EXERCISE OBJECTIVE> Transcribe everything in the data word for word. Pictures are left out.

AVAILABLE DATA>
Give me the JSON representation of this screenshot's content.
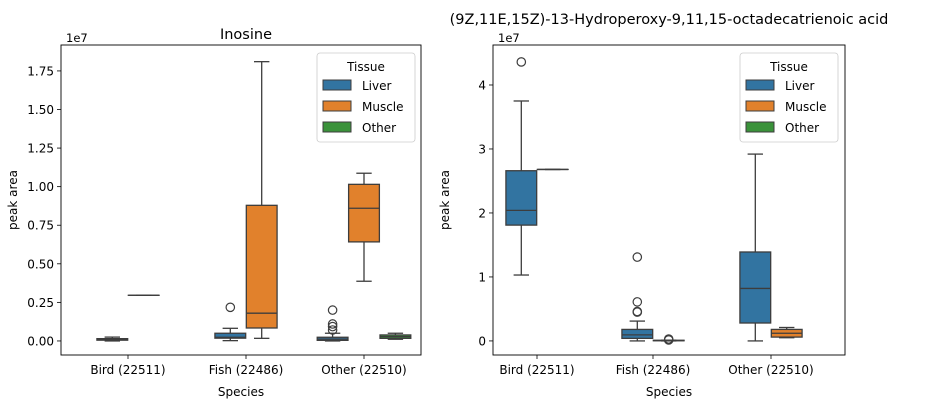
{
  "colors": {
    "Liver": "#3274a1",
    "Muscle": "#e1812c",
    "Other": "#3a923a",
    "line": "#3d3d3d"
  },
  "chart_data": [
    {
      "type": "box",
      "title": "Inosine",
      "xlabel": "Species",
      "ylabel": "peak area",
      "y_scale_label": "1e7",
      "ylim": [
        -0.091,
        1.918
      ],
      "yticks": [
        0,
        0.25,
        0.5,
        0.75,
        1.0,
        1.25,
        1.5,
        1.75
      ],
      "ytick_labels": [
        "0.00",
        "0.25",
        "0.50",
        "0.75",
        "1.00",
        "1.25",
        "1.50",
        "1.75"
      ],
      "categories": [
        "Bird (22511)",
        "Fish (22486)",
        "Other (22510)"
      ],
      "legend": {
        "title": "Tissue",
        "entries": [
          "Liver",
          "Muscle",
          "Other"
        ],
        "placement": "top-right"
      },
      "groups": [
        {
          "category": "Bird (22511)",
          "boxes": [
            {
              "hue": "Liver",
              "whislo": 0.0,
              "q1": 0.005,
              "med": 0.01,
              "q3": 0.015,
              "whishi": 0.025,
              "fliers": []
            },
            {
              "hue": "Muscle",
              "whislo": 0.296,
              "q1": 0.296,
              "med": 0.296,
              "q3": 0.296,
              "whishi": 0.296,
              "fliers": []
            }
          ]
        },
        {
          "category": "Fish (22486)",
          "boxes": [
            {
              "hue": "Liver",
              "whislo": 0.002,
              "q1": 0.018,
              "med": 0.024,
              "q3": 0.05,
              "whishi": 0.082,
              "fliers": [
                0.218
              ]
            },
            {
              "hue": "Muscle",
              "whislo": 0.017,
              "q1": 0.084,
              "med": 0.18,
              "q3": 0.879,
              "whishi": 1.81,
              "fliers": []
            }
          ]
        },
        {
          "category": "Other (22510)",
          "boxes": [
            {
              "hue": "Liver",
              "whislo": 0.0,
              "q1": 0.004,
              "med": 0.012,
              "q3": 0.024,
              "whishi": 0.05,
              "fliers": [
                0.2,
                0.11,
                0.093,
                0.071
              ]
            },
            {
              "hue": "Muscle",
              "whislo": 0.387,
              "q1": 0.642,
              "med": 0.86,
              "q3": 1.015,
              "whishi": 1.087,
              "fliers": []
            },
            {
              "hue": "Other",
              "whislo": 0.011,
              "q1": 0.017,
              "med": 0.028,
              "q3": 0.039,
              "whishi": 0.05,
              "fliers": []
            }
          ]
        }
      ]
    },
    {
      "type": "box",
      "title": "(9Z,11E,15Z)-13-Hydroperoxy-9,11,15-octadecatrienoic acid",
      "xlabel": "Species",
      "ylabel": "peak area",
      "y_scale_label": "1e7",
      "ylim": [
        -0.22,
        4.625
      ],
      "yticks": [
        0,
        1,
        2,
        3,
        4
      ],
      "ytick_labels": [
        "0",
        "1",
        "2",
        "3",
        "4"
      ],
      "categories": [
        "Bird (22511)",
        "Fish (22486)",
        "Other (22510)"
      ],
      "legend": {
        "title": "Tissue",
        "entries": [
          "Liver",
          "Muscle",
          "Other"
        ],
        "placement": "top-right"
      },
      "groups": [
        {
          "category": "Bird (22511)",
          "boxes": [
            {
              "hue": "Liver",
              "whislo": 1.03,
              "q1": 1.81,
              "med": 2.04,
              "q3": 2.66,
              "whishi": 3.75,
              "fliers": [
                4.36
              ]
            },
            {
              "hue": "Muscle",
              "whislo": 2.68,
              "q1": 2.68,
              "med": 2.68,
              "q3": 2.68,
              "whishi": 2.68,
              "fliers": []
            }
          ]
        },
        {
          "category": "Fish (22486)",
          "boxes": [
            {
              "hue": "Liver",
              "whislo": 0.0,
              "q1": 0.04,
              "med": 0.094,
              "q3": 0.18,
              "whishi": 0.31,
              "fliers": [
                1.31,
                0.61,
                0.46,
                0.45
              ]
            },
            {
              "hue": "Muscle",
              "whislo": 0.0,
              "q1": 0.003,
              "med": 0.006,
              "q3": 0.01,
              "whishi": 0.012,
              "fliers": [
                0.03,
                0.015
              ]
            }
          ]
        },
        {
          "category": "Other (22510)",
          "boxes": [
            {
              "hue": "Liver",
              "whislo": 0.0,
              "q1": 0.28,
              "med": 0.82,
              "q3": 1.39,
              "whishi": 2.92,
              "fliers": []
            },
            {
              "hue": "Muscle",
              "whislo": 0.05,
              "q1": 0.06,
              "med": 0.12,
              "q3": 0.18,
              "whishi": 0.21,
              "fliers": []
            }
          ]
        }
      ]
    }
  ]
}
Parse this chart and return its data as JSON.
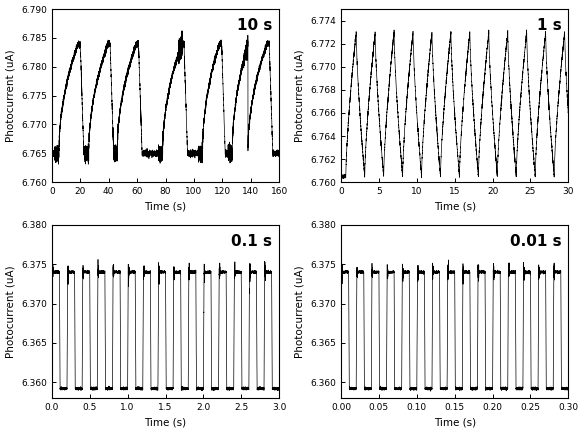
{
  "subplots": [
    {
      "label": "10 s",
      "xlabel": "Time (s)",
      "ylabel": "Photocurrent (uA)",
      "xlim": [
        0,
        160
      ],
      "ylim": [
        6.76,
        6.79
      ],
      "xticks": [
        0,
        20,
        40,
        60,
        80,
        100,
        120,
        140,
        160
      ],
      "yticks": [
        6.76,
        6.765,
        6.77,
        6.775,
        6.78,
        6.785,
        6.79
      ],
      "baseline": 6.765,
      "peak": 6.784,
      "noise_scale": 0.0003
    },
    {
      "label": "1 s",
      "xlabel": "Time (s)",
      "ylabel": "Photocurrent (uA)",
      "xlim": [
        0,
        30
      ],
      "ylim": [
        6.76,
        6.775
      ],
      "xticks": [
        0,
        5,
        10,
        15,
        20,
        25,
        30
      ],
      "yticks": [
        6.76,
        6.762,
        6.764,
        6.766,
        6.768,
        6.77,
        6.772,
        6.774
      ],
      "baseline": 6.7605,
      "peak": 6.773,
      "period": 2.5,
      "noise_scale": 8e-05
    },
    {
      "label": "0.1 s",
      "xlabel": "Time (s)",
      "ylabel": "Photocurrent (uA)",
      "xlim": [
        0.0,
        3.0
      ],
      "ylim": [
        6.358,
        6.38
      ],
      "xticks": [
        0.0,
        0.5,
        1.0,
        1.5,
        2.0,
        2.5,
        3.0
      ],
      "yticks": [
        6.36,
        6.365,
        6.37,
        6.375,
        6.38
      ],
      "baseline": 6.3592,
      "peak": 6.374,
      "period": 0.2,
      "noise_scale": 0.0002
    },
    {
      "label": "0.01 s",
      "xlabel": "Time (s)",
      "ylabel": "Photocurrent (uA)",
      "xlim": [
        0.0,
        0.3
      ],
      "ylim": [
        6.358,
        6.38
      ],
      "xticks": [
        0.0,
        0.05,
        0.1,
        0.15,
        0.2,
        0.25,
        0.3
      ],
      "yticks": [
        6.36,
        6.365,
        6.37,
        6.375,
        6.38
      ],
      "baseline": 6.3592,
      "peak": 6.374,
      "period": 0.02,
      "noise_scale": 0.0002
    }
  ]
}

EXERCISE SOLUTION>
Give me the JSON representation of this screenshot's content.
{
  "colors": {
    "Liver": "#3274a1",
    "Muscle": "#e1812c",
    "Other": "#3a923a",
    "line": "#3d3d3d"
  },
  "chart_data": [
    {
      "type": "box",
      "title": "Inosine",
      "xlabel": "Species",
      "ylabel": "peak area",
      "y_scale_label": "1e7",
      "ylim": [
        -0.091,
        1.918
      ],
      "yticks": [
        0,
        0.25,
        0.5,
        0.75,
        1.0,
        1.25,
        1.5,
        1.75
      ],
      "ytick_labels": [
        "0.00",
        "0.25",
        "0.50",
        "0.75",
        "1.00",
        "1.25",
        "1.50",
        "1.75"
      ],
      "categories": [
        "Bird (22511)",
        "Fish (22486)",
        "Other (22510)"
      ],
      "legend": {
        "title": "Tissue",
        "entries": [
          "Liver",
          "Muscle",
          "Other"
        ],
        "placement": "top-right"
      },
      "groups": [
        {
          "category": "Bird (22511)",
          "boxes": [
            {
              "hue": "Liver",
              "whislo": 0.0,
              "q1": 0.005,
              "med": 0.01,
              "q3": 0.015,
              "whishi": 0.025,
              "fliers": []
            },
            {
              "hue": "Muscle",
              "whislo": 0.296,
              "q1": 0.296,
              "med": 0.296,
              "q3": 0.296,
              "whishi": 0.296,
              "fliers": []
            }
          ]
        },
        {
          "category": "Fish (22486)",
          "boxes": [
            {
              "hue": "Liver",
              "whislo": 0.002,
              "q1": 0.018,
              "med": 0.024,
              "q3": 0.05,
              "whishi": 0.082,
              "fliers": [
                0.218
              ]
            },
            {
              "hue": "Muscle",
              "whislo": 0.017,
              "q1": 0.084,
              "med": 0.18,
              "q3": 0.879,
              "whishi": 1.81,
              "fliers": []
            }
          ]
        },
        {
          "category": "Other (22510)",
          "boxes": [
            {
              "hue": "Liver",
              "whislo": 0.0,
              "q1": 0.004,
              "med": 0.012,
              "q3": 0.024,
              "whishi": 0.05,
              "fliers": [
                0.2,
                0.11,
                0.093,
                0.071
              ]
            },
            {
              "hue": "Muscle",
              "whislo": 0.387,
              "q1": 0.642,
              "med": 0.86,
              "q3": 1.015,
              "whishi": 1.087,
              "fliers": []
            },
            {
              "hue": "Other",
              "whislo": 0.011,
              "q1": 0.017,
              "med": 0.028,
              "q3": 0.039,
              "whishi": 0.05,
              "fliers": []
            }
          ]
        }
      ]
    },
    {
      "type": "box",
      "title": "(9Z,11E,15Z)-13-Hydroperoxy-9,11,15-octadecatrienoic acid",
      "xlabel": "Species",
      "ylabel": "peak area",
      "y_scale_label": "1e7",
      "ylim": [
        -0.22,
        4.625
      ],
      "yticks": [
        0,
        1,
        2,
        3,
        4
      ],
      "ytick_labels": [
        "0",
        "1",
        "2",
        "3",
        "4"
      ],
      "categories": [
        "Bird (22511)",
        "Fish (22486)",
        "Other (22510)"
      ],
      "legend": {
        "title": "Tissue",
        "entries": [
          "Liver",
          "Muscle",
          "Other"
        ],
        "placement": "top-right"
      },
      "groups": [
        {
          "category": "Bird (22511)",
          "boxes": [
            {
              "hue": "Liver",
              "whislo": 1.03,
              "q1": 1.81,
              "med": 2.04,
              "q3": 2.66,
              "whishi": 3.75,
              "fliers": [
                4.36
              ]
            },
            {
              "hue": "Muscle",
              "whislo": 2.68,
              "q1": 2.68,
              "med": 2.68,
              "q3": 2.68,
              "whishi": 2.68,
              "fliers": []
            }
          ]
        },
        {
          "category": "Fish (22486)",
          "boxes": [
            {
              "hue": "Liver",
              "whislo": 0.0,
              "q1": 0.04,
              "med": 0.094,
              "q3": 0.18,
              "whishi": 0.31,
              "fliers": [
                1.31,
                0.61,
                0.46,
                0.45
              ]
            },
            {
              "hue": "Muscle",
              "whislo": 0.0,
              "q1": 0.003,
              "med": 0.006,
              "q3": 0.01,
              "whishi": 0.012,
              "fliers": [
                0.03,
                0.015
              ]
            }
          ]
        },
        {
          "category": "Other (22510)",
          "boxes": [
            {
              "hue": "Liver",
              "whislo": 0.0,
              "q1": 0.28,
              "med": 0.82,
              "q3": 1.39,
              "whishi": 2.92,
              "fliers": []
            },
            {
              "hue": "Muscle",
              "whislo": 0.05,
              "q1": 0.06,
              "med": 0.12,
              "q3": 0.18,
              "whishi": 0.21,
              "fliers": []
            }
          ]
        }
      ]
    }
  ]
}
Parse this chart and return its data as JSON.
{
  "subplots": [
    {
      "label": "10 s",
      "xlabel": "Time (s)",
      "ylabel": "Photocurrent (uA)",
      "xlim": [
        0,
        160
      ],
      "ylim": [
        6.76,
        6.79
      ],
      "xticks": [
        0,
        20,
        40,
        60,
        80,
        100,
        120,
        140,
        160
      ],
      "yticks": [
        6.76,
        6.765,
        6.77,
        6.775,
        6.78,
        6.785,
        6.79
      ],
      "baseline": 6.765,
      "peak": 6.784,
      "noise_scale": 0.0003
    },
    {
      "label": "1 s",
      "xlabel": "Time (s)",
      "ylabel": "Photocurrent (uA)",
      "xlim": [
        0,
        30
      ],
      "ylim": [
        6.76,
        6.775
      ],
      "xticks": [
        0,
        5,
        10,
        15,
        20,
        25,
        30
      ],
      "yticks": [
        6.76,
        6.762,
        6.764,
        6.766,
        6.768,
        6.77,
        6.772,
        6.774
      ],
      "baseline": 6.7605,
      "peak": 6.773,
      "period": 2.5,
      "noise_scale": 8e-05
    },
    {
      "label": "0.1 s",
      "xlabel": "Time (s)",
      "ylabel": "Photocurrent (uA)",
      "xlim": [
        0.0,
        3.0
      ],
      "ylim": [
        6.358,
        6.38
      ],
      "xticks": [
        0.0,
        0.5,
        1.0,
        1.5,
        2.0,
        2.5,
        3.0
      ],
      "yticks": [
        6.36,
        6.365,
        6.37,
        6.375,
        6.38
      ],
      "baseline": 6.3592,
      "peak": 6.374,
      "period": 0.2,
      "noise_scale": 0.0002
    },
    {
      "label": "0.01 s",
      "xlabel": "Time (s)",
      "ylabel": "Photocurrent (uA)",
      "xlim": [
        0.0,
        0.3
      ],
      "ylim": [
        6.358,
        6.38
      ],
      "xticks": [
        0.0,
        0.05,
        0.1,
        0.15,
        0.2,
        0.25,
        0.3
      ],
      "yticks": [
        6.36,
        6.365,
        6.37,
        6.375,
        6.38
      ],
      "baseline": 6.3592,
      "peak": 6.374,
      "period": 0.02,
      "noise_scale": 0.0002
    }
  ]
}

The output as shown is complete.